**Passage given**
• • •

Level-triggered interrupts will keep the interrupt line to the GIC
asserted, typically until the guest programs the device to deassert the
line. This means that the interrupt will remain pending on the physical
distributor until the guest has reprogrammed the device. Since we
always run the VM with interrupts enabled on the CPU, a pending
interrupt will exit the guest as soon as we switch into the guest,
preventing the guest from ever making progress as the process repeats
over and over. Therefore, the active state on the physical distributor
must be set when entering the guest, preventing the GIC from forwarding
the pending interrupt to the CPU. As soon as the guest deactivates the
interrupt, the physical line is sampled by the hardware again and the host
takes a new interrupt if and only if the physical line is still asserted.

• • •

Stored data entries:
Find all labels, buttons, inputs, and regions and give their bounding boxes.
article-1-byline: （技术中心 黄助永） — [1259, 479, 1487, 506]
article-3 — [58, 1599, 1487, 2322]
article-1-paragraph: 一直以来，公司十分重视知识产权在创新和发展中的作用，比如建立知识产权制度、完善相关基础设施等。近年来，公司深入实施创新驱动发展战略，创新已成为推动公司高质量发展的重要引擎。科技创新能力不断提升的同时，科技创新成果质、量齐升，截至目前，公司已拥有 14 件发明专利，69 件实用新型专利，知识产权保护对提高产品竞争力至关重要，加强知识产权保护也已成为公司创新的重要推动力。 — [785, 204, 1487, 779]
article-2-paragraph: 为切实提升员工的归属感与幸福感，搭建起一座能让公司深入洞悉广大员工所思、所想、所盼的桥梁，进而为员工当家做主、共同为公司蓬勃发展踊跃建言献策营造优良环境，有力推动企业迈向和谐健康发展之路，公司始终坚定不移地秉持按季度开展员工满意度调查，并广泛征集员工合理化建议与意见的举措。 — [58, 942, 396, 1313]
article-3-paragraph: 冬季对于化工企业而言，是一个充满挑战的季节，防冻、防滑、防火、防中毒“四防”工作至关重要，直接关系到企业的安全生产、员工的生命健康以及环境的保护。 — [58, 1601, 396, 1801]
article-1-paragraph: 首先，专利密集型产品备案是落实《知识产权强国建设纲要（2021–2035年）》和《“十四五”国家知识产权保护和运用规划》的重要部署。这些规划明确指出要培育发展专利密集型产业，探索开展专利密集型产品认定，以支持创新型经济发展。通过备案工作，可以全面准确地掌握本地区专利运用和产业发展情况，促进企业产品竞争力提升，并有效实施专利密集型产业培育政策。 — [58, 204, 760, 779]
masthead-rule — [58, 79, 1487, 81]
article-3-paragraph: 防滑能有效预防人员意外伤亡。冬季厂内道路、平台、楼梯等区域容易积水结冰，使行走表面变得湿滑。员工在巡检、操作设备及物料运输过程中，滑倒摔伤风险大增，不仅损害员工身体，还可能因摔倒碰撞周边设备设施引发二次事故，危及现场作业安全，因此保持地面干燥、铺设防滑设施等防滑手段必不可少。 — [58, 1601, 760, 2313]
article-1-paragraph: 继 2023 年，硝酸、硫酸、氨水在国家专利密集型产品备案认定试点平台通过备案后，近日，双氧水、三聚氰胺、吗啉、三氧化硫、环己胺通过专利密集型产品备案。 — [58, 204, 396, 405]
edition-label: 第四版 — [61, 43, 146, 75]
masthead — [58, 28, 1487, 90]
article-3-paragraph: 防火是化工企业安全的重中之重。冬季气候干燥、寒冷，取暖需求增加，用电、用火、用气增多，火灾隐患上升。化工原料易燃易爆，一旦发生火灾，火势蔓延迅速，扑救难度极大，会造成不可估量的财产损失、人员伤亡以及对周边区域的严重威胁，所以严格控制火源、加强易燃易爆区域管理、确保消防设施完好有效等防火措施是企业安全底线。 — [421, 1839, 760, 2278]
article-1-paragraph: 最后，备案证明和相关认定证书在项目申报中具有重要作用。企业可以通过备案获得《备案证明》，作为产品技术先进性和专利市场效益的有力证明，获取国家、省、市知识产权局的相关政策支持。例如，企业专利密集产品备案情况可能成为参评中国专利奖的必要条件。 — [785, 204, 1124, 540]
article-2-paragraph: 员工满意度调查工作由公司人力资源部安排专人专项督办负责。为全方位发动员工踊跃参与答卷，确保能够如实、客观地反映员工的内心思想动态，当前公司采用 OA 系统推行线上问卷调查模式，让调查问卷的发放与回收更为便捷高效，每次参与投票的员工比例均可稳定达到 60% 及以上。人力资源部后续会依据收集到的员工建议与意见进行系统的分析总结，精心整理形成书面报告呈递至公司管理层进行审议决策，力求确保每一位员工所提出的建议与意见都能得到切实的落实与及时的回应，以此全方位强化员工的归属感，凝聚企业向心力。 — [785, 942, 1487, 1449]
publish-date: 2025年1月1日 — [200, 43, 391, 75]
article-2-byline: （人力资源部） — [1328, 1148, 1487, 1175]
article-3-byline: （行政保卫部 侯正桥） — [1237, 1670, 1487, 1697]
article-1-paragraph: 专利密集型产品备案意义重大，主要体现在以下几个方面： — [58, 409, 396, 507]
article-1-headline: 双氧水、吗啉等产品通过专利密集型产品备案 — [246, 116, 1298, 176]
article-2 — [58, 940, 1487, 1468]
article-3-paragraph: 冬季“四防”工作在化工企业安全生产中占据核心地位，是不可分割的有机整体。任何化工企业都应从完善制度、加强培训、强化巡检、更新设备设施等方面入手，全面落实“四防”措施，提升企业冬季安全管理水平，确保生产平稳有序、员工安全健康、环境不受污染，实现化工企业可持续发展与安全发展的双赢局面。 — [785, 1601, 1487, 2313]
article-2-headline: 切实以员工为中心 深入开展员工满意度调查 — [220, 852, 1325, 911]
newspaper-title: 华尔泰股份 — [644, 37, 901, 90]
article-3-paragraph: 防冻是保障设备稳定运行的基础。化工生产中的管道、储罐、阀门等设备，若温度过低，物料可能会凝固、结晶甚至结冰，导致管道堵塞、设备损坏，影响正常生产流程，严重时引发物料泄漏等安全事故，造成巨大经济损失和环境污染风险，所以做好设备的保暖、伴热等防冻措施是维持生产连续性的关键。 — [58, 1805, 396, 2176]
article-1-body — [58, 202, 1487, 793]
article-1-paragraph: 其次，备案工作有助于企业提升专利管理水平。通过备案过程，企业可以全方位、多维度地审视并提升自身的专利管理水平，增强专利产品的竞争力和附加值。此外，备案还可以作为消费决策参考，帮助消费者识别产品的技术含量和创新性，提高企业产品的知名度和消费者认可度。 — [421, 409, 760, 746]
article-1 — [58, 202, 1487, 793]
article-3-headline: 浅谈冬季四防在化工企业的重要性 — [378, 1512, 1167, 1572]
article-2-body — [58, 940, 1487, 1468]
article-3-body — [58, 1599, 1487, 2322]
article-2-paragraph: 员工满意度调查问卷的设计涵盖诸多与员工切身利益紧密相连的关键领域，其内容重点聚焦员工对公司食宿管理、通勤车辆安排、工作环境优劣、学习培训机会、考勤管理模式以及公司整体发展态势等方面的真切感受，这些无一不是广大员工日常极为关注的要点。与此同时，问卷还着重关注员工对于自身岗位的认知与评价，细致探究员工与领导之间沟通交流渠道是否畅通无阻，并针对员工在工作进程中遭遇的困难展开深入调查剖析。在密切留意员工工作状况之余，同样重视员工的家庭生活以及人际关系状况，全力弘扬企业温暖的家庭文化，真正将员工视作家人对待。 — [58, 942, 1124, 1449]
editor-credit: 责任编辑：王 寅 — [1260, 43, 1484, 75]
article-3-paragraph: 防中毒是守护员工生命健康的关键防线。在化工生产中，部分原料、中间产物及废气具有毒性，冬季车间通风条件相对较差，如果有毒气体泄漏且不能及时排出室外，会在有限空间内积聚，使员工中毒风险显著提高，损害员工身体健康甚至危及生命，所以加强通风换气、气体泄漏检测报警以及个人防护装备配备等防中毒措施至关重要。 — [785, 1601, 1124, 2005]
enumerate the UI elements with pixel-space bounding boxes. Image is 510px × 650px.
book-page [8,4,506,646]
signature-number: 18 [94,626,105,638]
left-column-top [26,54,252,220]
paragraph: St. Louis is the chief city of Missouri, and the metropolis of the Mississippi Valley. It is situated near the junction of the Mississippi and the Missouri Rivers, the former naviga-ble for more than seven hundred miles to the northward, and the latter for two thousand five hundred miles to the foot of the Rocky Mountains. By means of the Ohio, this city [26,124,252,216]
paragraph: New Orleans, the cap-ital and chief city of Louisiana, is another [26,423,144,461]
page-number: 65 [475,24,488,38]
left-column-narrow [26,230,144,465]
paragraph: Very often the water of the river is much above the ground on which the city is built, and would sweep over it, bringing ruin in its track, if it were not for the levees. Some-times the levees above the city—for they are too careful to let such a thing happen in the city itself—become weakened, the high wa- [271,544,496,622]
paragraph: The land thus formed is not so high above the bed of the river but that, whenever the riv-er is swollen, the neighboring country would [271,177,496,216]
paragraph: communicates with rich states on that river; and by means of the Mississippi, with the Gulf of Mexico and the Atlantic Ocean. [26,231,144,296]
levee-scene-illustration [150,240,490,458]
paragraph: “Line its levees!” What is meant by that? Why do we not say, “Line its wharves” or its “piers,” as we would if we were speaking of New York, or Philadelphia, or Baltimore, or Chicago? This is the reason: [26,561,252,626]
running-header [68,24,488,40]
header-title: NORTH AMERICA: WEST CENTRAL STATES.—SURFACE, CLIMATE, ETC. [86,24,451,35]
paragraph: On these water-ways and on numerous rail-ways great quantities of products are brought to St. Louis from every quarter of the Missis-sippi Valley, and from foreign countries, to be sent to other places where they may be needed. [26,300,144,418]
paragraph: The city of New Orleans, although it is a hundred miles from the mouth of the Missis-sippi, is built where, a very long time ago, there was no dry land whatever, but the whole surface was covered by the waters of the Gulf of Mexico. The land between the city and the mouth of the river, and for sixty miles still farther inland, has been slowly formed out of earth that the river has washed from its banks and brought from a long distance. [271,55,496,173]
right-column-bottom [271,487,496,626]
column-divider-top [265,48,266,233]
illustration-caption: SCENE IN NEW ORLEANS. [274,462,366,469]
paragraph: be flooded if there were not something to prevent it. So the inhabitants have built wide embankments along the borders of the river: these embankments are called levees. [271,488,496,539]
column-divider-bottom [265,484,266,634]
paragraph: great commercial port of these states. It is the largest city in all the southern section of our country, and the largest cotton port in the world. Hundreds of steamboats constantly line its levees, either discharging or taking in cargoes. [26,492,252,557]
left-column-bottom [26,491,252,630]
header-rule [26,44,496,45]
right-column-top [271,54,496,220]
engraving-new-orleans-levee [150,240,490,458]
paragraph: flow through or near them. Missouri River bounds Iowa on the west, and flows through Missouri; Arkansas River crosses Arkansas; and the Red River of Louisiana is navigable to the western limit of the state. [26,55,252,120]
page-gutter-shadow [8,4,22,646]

• • •

**Problem statement**
Write the next part of the passage about level-triggered interrupts and the GIC, starting right after its final sentence.

**Final answer**
Edge-triggered interrupts do not exhibit the same problem with
preventing guest execution that level-triggered interrupts do. One
option is to not use HW bit at all, and inject edge-triggered interrupts
from a physical device as pure virtual interrupts. But that would
potentially slow down handling of the interrupt in the guest, because a
physical interrupt occurring in the middle of the guest ISR would
preempt the guest for the host to handle the interrupt. Additionally,
if you configure the system to handle interrupts on a separate physical
core from that running your VCPU, you still have to interrupt the VCPU
to queue the pending state onto the LR, even though the guest won't use
this information until the guest ISR completes. Therefore, the HW
bit should always be set for forwarded edge-triggered interrupts. With
the HW bit set, the virtual interrupt is injected and additional
physical interrupts occurring before the guest deactivates the interrupt
simply mark the state on the physical distributor as Pending+Active. As
soon as the guest deactivates the interrupt, the host takes another
interrupt if and only if there was a physical interrupt between injecting
the forwarded interrupt to the guest and the guest deactivating the
interrupt.
Consequently, whenever we schedule a VCPU with one or more LRs with the
HW bit set, the interrupt must also be active on the physical
distributor.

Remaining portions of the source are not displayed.